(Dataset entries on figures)
------------------------------------------------------------------------

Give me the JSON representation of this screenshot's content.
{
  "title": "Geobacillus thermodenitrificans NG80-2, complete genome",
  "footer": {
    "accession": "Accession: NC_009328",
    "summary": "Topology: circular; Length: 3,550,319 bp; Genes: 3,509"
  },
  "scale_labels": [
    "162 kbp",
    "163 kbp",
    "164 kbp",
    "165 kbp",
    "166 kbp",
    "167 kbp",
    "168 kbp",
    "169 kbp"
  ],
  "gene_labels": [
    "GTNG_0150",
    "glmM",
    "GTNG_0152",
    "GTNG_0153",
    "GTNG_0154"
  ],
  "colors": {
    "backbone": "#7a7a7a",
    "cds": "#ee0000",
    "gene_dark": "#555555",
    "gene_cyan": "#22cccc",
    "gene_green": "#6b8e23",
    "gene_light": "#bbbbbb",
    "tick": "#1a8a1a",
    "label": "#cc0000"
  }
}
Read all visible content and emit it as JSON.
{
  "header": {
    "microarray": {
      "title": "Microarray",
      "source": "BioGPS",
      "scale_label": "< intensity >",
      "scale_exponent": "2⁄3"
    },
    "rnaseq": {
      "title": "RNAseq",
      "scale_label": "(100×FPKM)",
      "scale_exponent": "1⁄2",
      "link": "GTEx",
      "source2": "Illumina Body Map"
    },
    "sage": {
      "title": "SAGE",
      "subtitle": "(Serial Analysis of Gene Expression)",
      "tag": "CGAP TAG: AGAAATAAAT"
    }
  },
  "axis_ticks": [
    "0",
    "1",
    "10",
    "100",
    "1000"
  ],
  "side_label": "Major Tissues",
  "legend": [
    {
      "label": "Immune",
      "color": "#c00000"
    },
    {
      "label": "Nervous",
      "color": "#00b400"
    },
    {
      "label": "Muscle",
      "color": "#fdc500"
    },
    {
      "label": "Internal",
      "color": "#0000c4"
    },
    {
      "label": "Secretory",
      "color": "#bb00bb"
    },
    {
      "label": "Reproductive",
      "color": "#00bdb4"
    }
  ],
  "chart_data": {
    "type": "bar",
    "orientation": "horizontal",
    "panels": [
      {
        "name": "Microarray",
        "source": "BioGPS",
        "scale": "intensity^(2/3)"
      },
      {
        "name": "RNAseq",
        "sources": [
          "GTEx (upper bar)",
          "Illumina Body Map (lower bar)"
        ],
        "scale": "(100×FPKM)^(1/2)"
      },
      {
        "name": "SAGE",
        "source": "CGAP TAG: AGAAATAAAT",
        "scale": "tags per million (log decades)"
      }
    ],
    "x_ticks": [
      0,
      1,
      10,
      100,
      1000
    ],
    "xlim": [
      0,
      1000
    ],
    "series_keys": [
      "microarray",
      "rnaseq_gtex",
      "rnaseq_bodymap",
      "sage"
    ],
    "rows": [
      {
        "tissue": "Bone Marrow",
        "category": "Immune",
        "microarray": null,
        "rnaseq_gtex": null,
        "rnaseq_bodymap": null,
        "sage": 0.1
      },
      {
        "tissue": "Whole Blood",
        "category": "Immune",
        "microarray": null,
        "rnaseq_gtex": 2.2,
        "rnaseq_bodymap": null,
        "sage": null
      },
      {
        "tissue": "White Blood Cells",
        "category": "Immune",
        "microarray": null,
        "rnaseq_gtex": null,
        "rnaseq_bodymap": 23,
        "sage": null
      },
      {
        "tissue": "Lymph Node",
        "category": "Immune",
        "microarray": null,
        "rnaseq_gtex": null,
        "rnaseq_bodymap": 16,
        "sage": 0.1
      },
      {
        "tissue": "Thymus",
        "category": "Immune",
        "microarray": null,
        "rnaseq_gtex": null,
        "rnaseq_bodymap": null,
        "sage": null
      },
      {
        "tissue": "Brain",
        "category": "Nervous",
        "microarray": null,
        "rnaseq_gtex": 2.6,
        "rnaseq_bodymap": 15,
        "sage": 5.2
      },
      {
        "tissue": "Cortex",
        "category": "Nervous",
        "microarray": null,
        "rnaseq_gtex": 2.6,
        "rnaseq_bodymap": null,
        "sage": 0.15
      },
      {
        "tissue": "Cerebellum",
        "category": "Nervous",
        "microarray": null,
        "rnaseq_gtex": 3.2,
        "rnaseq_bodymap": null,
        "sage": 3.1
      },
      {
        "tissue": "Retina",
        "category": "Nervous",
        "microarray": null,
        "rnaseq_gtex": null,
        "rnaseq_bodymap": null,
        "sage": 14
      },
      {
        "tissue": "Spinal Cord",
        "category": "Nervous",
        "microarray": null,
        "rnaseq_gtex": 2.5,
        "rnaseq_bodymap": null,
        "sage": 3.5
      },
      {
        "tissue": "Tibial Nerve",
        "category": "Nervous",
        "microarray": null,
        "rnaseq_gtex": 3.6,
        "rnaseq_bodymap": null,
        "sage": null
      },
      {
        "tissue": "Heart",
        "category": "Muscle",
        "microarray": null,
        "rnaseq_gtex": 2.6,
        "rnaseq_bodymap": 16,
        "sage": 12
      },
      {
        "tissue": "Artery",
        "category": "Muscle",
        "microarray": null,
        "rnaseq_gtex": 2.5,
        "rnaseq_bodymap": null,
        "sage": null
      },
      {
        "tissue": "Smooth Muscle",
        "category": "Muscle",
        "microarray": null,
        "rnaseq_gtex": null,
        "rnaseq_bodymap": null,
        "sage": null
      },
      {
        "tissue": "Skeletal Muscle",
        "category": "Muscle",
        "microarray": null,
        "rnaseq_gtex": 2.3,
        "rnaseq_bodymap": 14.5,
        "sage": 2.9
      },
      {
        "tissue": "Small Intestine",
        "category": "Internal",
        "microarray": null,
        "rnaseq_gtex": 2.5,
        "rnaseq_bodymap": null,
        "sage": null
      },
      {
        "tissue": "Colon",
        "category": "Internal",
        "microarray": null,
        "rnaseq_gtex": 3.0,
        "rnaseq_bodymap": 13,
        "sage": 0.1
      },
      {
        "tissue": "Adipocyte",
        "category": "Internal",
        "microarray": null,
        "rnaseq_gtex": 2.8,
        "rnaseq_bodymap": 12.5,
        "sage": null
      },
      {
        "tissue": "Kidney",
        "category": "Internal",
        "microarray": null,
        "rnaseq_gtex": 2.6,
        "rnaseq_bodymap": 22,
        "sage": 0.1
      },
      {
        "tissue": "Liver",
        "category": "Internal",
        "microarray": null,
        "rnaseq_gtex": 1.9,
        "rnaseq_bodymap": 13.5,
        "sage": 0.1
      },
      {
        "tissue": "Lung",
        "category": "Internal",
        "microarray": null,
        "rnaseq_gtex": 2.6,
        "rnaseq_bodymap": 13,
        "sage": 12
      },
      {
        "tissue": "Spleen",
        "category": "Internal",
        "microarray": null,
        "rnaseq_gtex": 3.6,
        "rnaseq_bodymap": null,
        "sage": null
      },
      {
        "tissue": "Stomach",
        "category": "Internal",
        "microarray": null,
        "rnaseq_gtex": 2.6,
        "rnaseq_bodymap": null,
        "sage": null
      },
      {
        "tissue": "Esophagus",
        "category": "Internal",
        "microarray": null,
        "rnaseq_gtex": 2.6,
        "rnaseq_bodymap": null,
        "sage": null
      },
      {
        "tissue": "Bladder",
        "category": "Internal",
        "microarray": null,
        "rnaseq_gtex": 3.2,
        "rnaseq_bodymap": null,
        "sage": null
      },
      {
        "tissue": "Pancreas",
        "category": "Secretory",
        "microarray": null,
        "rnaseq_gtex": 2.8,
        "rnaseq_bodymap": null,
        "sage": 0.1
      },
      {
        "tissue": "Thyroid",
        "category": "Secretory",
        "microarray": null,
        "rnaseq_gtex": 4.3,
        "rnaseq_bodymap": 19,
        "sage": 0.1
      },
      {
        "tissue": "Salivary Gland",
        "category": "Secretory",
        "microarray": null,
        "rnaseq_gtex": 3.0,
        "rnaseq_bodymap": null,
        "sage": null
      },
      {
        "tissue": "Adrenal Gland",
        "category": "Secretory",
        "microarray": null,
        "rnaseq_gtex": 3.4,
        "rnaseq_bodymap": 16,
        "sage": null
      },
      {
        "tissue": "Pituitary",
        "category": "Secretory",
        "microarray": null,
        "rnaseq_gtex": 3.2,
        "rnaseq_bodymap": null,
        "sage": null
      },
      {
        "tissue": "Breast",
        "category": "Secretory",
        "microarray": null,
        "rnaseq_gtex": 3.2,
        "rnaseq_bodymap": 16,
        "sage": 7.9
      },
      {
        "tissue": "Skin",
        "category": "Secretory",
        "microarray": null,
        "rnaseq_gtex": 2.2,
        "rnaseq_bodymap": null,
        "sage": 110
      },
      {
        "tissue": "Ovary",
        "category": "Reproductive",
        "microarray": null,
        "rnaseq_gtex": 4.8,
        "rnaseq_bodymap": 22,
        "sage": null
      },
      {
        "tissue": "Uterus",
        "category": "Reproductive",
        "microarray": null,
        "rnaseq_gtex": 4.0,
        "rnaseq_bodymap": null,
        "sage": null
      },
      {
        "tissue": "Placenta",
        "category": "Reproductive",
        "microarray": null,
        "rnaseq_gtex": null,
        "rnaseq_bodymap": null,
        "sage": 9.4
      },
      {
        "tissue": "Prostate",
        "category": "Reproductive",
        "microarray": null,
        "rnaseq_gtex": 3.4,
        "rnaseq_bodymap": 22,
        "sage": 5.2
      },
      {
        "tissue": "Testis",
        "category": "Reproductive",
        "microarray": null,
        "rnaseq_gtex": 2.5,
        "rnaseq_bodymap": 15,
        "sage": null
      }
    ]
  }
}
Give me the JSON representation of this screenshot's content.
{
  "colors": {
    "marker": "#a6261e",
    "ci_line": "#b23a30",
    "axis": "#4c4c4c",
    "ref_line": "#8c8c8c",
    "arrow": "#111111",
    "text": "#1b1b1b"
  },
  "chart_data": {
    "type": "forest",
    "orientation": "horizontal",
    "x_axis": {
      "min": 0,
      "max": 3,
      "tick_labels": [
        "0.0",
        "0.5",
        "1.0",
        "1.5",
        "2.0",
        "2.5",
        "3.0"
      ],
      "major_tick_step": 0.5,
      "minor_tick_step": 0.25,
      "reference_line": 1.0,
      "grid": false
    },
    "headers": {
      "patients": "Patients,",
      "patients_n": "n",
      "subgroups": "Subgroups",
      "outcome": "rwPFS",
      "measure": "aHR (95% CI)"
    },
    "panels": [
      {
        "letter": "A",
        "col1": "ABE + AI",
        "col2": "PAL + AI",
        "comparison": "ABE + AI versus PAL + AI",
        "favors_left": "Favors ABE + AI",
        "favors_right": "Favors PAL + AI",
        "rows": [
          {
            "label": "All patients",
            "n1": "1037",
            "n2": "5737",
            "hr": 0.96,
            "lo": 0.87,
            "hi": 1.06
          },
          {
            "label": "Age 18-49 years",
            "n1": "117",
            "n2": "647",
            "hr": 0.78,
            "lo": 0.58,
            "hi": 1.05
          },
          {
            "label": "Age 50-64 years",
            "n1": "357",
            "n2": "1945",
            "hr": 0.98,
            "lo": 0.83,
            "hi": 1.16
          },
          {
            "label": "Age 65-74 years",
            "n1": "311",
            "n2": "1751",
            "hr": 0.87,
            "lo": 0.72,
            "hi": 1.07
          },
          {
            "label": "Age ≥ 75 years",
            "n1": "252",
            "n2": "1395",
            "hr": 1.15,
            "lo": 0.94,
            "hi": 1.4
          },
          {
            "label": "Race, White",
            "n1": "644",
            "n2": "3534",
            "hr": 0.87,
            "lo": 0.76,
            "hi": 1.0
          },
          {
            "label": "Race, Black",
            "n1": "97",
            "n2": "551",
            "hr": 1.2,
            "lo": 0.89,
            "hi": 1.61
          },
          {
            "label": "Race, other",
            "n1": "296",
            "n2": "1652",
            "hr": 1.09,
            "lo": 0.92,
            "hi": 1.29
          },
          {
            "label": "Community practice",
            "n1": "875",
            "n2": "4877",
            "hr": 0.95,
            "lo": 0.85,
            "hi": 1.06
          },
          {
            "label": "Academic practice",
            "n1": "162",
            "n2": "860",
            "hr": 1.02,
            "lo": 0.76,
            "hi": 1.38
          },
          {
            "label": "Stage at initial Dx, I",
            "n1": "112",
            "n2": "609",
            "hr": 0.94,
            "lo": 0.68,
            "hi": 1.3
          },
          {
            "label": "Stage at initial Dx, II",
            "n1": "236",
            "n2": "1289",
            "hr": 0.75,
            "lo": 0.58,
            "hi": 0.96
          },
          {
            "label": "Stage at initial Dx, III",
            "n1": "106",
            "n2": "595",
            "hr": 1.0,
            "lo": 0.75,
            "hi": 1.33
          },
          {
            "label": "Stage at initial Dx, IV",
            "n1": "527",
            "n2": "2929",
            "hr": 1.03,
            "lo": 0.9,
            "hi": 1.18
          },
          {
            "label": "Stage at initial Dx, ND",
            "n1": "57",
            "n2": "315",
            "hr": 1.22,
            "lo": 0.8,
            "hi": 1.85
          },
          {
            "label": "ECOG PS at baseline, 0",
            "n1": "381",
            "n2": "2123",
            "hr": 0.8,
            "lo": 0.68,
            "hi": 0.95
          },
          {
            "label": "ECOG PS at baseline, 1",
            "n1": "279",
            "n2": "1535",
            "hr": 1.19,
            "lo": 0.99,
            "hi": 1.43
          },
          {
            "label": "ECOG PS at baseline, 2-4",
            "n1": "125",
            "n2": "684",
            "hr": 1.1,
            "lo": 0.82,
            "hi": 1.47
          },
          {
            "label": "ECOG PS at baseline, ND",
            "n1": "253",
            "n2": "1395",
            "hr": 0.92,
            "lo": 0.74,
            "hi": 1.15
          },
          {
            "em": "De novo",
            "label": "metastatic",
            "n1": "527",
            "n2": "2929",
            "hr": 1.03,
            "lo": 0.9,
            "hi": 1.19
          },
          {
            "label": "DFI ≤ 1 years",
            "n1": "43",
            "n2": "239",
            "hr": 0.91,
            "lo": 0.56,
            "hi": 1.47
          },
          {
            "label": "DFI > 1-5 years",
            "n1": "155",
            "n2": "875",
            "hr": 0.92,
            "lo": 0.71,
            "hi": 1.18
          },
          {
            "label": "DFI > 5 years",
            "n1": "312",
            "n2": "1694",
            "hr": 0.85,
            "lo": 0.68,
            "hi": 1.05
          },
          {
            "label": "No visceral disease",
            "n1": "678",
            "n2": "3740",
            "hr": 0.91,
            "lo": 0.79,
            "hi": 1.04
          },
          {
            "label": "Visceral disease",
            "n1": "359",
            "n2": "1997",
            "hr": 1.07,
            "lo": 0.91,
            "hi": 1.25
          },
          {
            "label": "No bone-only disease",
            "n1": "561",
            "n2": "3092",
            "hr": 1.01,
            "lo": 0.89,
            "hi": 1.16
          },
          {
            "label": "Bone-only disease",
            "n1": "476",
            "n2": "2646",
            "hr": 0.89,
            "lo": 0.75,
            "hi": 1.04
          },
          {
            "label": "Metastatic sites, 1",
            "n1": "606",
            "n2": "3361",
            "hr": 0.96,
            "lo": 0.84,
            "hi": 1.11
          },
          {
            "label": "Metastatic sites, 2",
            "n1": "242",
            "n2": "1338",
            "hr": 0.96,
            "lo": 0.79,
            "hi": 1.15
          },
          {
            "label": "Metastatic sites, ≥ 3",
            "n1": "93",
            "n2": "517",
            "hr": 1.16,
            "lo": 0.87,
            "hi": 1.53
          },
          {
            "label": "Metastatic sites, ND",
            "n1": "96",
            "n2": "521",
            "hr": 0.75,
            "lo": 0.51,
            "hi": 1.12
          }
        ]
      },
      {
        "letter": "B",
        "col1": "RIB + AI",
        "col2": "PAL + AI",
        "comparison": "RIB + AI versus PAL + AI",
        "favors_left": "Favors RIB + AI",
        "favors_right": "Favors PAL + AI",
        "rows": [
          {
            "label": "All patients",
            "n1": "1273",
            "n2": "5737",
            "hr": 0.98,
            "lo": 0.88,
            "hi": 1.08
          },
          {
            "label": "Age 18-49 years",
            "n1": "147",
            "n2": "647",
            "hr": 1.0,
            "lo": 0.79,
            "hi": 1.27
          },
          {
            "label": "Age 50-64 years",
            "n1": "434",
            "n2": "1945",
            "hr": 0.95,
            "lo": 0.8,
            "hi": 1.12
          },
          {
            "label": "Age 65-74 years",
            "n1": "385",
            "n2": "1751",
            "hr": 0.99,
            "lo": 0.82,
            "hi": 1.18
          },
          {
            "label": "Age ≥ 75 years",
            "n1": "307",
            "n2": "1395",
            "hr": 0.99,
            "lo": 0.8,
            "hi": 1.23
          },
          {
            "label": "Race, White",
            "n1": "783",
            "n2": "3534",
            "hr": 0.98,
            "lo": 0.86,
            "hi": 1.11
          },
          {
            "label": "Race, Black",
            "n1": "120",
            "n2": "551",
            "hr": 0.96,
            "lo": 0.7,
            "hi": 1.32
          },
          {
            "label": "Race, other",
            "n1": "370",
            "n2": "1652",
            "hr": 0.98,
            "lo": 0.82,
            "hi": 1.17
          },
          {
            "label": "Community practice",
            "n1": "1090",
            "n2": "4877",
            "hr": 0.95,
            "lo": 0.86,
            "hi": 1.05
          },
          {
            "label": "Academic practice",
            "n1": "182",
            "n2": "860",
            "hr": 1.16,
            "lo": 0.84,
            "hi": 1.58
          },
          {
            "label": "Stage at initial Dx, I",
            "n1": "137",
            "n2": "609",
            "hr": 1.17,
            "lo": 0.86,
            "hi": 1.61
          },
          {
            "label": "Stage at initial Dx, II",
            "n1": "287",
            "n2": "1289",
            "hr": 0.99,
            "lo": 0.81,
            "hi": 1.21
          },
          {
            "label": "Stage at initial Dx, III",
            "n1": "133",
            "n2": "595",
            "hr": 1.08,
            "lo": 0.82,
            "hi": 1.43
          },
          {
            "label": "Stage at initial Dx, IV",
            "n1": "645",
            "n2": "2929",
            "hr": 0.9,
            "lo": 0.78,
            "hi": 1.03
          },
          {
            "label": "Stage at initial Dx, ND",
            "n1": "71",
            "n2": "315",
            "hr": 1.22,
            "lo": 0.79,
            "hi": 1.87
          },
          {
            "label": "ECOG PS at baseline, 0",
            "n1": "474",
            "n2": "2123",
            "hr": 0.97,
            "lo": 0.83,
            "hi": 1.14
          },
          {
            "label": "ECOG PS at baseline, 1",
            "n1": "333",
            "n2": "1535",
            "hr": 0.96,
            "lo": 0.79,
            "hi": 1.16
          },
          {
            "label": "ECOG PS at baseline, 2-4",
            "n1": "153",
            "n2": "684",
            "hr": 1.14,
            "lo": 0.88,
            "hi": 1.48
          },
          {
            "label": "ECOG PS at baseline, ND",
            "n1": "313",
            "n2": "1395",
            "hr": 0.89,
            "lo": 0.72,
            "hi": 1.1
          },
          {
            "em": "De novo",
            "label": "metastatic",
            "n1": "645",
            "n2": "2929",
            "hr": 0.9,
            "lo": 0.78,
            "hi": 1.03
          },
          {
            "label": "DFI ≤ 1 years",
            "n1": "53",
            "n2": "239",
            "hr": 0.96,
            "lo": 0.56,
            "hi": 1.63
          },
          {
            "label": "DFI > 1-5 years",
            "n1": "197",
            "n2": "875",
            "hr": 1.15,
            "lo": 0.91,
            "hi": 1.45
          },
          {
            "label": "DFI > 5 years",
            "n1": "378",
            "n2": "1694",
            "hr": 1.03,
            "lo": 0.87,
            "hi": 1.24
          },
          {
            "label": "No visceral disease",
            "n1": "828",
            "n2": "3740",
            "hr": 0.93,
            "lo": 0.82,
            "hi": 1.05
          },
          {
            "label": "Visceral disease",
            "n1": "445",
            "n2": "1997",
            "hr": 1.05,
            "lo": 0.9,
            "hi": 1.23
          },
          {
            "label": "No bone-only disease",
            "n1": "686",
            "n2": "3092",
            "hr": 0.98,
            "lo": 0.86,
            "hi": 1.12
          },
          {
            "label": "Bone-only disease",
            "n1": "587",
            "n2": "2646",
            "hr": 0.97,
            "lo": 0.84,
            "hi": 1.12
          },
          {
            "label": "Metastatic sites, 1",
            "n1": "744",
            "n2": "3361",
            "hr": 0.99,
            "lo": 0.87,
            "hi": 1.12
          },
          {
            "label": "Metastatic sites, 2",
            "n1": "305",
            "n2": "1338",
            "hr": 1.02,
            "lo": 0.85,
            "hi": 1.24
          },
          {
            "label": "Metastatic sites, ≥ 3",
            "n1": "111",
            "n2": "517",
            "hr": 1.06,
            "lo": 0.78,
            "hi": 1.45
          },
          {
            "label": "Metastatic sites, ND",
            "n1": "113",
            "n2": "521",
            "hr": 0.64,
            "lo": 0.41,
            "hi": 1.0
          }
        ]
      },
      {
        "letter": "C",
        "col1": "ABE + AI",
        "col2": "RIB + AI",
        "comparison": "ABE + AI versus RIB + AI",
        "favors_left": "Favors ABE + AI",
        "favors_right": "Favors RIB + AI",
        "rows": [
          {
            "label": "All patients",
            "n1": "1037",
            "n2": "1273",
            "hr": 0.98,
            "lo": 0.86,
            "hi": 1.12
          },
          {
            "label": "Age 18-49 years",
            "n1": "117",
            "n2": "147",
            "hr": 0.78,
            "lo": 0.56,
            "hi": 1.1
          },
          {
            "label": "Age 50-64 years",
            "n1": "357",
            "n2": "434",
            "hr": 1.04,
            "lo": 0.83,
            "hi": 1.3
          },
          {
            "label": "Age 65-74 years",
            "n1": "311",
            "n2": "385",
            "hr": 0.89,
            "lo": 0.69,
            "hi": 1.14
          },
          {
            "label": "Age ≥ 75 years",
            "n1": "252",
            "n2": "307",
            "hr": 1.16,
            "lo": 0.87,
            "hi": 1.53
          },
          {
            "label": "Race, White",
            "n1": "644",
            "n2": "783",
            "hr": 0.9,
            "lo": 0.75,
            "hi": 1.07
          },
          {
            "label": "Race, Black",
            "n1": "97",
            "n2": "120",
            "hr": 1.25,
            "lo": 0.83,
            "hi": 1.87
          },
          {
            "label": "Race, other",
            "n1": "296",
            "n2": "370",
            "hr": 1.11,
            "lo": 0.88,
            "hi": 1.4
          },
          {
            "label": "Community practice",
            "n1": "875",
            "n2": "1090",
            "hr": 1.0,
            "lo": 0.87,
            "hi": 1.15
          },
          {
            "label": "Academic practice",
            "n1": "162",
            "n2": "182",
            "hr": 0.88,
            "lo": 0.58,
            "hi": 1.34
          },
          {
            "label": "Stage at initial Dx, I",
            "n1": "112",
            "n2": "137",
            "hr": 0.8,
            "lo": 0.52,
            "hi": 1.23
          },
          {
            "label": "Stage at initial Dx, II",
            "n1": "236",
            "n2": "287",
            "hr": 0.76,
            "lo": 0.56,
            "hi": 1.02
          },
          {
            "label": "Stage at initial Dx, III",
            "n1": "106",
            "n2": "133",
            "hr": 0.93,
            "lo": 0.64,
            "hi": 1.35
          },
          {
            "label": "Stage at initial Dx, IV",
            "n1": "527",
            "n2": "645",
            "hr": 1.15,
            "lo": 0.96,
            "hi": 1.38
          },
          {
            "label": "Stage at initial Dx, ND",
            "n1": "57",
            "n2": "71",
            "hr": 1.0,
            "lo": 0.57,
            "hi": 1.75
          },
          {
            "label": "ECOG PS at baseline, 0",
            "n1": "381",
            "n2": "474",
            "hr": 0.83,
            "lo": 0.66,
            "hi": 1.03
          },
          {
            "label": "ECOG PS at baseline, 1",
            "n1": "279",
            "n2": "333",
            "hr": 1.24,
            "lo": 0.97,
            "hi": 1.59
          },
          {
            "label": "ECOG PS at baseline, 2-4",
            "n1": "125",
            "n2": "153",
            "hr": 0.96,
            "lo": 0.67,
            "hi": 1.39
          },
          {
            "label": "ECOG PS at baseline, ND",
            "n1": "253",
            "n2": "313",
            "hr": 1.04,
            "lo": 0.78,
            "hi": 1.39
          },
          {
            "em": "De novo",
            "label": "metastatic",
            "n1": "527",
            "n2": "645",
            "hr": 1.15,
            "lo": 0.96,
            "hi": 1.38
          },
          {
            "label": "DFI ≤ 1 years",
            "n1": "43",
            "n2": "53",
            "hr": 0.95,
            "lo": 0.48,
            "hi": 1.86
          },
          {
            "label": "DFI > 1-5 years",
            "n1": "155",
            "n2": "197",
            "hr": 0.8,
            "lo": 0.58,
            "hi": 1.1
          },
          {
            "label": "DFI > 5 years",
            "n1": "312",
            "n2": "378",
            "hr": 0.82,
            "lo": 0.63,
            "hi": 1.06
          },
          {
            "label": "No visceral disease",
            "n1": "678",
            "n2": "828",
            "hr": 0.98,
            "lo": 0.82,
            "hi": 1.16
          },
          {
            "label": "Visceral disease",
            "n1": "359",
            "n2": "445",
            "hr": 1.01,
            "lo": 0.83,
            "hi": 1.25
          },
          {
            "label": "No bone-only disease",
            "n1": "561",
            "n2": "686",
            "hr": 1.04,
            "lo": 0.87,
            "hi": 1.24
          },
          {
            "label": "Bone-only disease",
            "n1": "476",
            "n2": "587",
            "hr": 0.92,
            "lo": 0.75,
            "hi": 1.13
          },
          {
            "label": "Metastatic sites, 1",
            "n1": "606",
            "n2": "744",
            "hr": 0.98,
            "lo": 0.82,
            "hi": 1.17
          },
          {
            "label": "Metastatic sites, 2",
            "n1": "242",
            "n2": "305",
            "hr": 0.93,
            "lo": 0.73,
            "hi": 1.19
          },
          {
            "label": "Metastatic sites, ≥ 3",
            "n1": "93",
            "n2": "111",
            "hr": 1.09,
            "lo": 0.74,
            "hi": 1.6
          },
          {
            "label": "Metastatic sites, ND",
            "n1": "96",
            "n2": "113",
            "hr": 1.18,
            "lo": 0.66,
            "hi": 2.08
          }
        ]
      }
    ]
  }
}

------------------------------------------------------------------------

** Exercise directions **
Say only how many lines above contain "comparison", with no other words.

** Response to the task **
3